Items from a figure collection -
--------------------------------

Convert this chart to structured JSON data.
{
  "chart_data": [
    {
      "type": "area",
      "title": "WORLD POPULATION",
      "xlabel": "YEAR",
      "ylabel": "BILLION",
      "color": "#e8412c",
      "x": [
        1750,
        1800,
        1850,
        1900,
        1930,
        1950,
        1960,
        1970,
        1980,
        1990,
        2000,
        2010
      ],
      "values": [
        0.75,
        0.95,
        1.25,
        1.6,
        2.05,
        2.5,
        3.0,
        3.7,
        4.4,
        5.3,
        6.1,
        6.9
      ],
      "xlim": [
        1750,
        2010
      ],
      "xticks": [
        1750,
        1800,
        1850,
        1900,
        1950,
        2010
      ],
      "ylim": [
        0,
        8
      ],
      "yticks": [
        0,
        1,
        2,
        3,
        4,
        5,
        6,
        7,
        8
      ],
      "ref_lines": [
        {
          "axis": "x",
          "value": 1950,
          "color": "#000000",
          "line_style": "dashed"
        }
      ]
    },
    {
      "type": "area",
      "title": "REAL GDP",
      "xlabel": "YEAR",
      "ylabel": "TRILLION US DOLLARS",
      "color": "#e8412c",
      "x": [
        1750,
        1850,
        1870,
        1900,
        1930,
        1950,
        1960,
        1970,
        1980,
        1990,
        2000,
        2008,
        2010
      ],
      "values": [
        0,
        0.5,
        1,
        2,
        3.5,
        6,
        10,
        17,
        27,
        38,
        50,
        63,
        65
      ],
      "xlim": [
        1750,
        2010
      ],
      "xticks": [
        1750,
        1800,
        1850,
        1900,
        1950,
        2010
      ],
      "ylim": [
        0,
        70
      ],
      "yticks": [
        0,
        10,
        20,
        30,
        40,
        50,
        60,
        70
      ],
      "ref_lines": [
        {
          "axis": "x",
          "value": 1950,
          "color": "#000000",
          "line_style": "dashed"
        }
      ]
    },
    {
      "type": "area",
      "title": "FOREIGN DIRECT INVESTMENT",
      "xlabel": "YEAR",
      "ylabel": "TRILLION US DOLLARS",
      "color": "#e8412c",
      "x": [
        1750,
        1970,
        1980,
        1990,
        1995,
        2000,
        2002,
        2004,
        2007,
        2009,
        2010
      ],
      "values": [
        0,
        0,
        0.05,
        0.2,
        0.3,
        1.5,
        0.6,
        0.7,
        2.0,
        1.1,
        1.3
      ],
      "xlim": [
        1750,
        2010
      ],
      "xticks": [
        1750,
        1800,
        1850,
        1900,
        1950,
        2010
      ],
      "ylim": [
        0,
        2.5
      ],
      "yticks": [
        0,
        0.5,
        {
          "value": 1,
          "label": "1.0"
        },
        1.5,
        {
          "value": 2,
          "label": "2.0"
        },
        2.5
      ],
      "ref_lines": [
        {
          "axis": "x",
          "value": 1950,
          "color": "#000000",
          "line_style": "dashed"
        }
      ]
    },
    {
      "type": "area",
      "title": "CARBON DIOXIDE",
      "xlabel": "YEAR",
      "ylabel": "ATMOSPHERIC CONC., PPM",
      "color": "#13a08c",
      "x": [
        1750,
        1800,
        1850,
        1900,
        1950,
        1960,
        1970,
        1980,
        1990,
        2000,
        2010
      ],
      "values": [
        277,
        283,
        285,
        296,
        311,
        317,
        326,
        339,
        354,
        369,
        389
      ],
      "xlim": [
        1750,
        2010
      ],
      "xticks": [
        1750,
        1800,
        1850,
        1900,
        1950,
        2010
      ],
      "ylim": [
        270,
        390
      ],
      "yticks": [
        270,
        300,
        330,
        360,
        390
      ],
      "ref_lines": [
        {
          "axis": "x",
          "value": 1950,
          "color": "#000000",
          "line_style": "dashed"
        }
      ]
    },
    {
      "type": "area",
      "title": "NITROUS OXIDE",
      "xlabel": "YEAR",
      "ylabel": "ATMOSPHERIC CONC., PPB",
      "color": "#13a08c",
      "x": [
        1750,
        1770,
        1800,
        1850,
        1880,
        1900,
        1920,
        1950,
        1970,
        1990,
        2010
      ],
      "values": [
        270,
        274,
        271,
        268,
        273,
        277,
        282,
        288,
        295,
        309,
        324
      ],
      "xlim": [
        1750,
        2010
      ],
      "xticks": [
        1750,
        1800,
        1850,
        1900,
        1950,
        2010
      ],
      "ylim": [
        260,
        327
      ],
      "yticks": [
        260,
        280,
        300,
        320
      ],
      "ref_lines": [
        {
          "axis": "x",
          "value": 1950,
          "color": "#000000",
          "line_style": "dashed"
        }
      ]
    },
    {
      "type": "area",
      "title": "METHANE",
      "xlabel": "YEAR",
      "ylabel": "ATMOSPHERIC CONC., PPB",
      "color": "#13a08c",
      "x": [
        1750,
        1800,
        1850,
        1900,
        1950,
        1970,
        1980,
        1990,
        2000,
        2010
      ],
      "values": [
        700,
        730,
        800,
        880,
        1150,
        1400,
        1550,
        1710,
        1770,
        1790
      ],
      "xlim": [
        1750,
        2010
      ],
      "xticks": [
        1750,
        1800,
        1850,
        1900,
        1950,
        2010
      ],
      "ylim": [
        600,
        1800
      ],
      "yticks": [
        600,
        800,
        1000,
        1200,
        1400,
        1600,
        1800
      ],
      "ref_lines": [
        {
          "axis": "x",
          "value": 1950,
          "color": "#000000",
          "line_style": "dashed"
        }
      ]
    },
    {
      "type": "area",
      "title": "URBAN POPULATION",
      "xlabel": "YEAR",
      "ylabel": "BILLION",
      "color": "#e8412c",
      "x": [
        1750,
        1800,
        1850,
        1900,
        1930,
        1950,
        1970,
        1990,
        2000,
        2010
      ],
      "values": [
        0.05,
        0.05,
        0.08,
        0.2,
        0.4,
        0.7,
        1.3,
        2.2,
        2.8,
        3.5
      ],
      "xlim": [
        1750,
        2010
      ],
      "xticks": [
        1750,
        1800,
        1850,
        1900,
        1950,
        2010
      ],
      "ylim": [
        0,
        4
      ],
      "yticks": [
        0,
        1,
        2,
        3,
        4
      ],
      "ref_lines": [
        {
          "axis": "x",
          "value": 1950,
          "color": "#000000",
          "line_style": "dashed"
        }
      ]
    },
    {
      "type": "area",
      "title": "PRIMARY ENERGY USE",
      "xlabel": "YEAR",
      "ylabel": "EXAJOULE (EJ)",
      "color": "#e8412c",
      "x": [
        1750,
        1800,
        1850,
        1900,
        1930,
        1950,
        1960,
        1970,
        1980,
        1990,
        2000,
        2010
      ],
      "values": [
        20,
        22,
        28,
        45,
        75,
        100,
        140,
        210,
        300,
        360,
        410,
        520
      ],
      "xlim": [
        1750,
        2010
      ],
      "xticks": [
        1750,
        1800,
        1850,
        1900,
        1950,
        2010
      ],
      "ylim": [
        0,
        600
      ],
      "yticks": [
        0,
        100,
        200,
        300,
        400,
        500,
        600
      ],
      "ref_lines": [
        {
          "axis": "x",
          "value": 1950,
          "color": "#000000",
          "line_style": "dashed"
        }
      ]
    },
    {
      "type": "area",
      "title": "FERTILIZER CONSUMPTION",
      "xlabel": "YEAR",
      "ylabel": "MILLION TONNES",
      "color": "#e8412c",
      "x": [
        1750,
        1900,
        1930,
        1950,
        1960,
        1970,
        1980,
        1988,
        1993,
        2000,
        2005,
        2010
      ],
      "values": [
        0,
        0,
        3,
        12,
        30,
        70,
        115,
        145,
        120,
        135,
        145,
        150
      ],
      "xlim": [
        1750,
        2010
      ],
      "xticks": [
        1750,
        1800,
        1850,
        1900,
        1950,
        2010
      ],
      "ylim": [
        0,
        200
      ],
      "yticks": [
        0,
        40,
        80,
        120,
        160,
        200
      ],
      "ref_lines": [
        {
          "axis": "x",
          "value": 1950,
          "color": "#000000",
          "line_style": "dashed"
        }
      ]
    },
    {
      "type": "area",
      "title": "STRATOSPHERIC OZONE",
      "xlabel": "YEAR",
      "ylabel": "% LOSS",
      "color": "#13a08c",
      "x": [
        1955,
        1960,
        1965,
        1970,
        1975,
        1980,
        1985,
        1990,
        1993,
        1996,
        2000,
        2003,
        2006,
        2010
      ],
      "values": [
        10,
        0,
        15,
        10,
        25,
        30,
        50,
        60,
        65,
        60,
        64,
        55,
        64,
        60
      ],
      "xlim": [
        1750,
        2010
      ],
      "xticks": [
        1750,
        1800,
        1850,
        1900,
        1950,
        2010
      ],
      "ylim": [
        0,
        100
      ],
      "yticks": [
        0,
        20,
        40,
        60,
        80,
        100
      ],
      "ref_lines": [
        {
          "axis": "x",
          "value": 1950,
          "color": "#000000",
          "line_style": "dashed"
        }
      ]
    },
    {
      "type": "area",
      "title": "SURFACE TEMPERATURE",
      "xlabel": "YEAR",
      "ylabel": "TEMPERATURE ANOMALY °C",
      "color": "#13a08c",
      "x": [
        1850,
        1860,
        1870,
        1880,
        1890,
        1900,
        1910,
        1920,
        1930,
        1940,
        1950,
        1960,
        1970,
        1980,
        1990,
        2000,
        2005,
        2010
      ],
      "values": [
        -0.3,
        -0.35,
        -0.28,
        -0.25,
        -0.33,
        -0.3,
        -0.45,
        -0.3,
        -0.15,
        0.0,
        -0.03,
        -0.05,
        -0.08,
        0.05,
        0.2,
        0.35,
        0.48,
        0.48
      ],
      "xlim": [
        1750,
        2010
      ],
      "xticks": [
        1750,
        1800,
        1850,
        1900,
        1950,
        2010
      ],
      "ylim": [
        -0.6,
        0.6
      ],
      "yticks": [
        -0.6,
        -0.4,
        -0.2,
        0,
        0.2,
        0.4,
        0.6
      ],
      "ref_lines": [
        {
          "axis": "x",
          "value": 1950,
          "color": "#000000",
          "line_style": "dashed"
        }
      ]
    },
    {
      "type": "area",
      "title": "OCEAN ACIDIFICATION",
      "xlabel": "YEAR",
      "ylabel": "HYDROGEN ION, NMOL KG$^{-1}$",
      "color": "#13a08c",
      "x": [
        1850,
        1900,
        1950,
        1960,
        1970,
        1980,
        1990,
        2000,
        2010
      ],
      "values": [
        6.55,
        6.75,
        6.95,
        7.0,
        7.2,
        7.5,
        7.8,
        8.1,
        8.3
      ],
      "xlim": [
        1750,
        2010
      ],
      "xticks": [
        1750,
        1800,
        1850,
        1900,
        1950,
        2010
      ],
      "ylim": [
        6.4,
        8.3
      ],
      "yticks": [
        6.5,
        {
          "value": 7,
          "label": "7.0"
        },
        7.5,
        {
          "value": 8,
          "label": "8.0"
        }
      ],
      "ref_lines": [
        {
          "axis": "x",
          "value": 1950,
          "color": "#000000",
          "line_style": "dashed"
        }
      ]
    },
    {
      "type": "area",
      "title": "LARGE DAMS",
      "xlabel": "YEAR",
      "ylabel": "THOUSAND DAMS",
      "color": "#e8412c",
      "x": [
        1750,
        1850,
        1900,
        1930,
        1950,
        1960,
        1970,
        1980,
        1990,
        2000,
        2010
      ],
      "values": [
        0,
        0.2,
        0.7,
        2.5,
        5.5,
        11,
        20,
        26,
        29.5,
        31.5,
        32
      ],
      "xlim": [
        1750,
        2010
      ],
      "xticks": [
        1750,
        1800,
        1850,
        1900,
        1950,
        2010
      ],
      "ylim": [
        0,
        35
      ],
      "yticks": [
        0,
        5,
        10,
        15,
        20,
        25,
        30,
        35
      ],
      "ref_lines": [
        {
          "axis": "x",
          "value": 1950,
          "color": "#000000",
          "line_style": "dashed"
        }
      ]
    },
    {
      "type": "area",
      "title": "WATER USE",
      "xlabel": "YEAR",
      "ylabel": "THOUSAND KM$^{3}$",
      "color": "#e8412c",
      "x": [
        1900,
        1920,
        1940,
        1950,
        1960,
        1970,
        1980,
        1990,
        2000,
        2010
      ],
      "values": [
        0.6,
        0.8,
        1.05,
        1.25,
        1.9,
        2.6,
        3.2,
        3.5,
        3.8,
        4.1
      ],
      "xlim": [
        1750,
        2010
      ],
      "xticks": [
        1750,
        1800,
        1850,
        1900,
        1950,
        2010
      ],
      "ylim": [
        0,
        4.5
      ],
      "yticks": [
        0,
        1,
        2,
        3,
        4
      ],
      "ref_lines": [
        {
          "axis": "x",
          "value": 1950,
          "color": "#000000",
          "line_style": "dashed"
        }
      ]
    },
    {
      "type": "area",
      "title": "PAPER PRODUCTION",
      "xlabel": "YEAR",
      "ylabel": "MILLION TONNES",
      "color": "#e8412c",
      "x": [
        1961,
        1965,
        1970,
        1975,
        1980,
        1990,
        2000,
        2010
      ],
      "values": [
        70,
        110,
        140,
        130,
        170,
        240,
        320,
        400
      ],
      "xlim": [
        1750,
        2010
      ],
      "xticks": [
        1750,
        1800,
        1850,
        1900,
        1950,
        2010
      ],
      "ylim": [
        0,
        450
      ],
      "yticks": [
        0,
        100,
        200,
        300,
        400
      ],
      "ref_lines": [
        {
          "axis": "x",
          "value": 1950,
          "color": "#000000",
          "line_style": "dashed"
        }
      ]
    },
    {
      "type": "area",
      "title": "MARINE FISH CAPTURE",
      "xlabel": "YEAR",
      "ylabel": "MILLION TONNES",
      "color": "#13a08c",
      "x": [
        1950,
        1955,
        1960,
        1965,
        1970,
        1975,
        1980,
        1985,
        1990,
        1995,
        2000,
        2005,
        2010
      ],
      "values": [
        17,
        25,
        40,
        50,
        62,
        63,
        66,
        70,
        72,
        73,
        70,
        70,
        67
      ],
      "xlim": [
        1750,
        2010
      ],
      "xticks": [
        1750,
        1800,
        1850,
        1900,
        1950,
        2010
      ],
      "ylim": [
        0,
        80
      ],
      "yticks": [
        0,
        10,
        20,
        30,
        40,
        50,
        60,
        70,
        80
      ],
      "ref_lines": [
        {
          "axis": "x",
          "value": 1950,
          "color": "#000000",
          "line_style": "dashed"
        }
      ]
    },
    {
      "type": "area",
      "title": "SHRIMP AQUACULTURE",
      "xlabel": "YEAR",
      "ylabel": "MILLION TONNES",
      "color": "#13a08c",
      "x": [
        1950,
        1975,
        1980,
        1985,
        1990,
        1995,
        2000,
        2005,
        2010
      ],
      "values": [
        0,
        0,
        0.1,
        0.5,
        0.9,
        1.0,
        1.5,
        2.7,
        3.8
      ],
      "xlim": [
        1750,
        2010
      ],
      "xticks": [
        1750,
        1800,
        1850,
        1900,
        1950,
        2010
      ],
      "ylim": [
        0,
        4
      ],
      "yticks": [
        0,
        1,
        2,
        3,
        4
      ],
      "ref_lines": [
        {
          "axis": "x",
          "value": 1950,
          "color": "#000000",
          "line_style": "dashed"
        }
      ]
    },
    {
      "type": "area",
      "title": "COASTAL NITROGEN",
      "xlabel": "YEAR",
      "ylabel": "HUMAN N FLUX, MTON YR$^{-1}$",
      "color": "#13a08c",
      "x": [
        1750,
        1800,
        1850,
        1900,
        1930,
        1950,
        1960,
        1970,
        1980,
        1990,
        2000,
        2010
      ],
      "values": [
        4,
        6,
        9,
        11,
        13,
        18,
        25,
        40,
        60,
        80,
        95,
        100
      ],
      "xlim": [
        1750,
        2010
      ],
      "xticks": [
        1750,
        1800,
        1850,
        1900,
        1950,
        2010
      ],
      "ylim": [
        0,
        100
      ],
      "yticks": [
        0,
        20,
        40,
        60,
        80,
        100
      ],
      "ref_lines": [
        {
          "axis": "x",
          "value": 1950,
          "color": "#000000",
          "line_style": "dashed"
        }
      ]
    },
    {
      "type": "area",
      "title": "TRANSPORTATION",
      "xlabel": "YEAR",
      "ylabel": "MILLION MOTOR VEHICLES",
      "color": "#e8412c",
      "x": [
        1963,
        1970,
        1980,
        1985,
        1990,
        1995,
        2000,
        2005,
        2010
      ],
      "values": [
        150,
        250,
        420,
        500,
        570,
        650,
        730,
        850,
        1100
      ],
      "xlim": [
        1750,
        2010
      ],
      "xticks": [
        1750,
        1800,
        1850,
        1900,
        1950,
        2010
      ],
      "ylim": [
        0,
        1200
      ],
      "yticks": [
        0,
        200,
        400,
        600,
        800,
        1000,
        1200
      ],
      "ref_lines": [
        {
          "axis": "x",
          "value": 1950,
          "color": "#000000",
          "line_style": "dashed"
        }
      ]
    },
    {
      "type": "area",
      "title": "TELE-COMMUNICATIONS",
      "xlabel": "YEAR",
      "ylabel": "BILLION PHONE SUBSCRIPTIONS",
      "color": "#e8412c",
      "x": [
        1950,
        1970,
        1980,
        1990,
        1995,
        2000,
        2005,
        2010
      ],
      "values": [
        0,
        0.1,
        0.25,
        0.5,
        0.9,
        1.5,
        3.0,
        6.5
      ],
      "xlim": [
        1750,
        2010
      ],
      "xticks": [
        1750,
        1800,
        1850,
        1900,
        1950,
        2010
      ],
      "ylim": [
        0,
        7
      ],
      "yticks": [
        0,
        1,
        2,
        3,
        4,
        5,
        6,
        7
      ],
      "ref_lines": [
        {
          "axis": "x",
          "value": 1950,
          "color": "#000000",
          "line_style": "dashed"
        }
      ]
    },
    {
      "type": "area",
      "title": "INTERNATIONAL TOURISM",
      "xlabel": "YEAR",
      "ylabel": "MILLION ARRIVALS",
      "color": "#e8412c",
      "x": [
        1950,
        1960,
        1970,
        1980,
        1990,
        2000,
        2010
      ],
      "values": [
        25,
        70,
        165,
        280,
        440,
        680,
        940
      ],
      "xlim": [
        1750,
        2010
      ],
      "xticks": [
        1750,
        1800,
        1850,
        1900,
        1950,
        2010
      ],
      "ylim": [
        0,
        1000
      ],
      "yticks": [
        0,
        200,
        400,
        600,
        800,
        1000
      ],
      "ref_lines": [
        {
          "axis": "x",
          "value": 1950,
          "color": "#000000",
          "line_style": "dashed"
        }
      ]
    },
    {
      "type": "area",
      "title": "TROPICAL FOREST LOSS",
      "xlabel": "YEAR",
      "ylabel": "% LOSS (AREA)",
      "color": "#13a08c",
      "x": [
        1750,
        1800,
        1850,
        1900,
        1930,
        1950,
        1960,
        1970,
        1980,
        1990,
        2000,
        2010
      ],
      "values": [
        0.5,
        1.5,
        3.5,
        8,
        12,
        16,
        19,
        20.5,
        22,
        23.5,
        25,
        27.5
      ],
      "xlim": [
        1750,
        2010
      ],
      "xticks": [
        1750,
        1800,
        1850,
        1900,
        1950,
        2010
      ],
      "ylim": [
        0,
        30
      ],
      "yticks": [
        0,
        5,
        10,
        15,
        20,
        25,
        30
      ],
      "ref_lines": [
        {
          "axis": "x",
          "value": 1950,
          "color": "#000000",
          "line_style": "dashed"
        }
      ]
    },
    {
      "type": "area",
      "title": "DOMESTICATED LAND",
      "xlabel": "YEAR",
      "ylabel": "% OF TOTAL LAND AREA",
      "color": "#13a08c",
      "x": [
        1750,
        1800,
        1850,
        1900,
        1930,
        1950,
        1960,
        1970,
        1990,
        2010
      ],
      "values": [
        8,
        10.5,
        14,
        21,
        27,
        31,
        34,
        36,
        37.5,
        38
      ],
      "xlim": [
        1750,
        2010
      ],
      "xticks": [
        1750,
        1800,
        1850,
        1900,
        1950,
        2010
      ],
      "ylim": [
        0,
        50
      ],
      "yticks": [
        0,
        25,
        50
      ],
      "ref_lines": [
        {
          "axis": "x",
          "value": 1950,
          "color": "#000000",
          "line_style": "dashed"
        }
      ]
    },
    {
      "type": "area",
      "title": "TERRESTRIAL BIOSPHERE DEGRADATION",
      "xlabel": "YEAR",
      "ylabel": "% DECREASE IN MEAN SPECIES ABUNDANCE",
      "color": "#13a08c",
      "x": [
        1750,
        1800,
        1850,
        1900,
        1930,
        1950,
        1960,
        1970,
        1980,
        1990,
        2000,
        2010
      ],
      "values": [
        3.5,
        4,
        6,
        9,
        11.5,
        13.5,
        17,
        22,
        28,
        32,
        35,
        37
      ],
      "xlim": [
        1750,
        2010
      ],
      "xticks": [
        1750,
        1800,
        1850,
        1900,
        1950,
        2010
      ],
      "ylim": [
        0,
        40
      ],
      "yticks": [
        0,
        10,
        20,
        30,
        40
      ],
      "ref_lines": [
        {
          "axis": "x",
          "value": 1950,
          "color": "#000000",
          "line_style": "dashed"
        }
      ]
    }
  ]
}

--------------------------------

WHAT TO WORK ON -
Compute the number of lines above that contain the string "THOUSAND". Reply with that value only.

EXERCISE RESULT -
2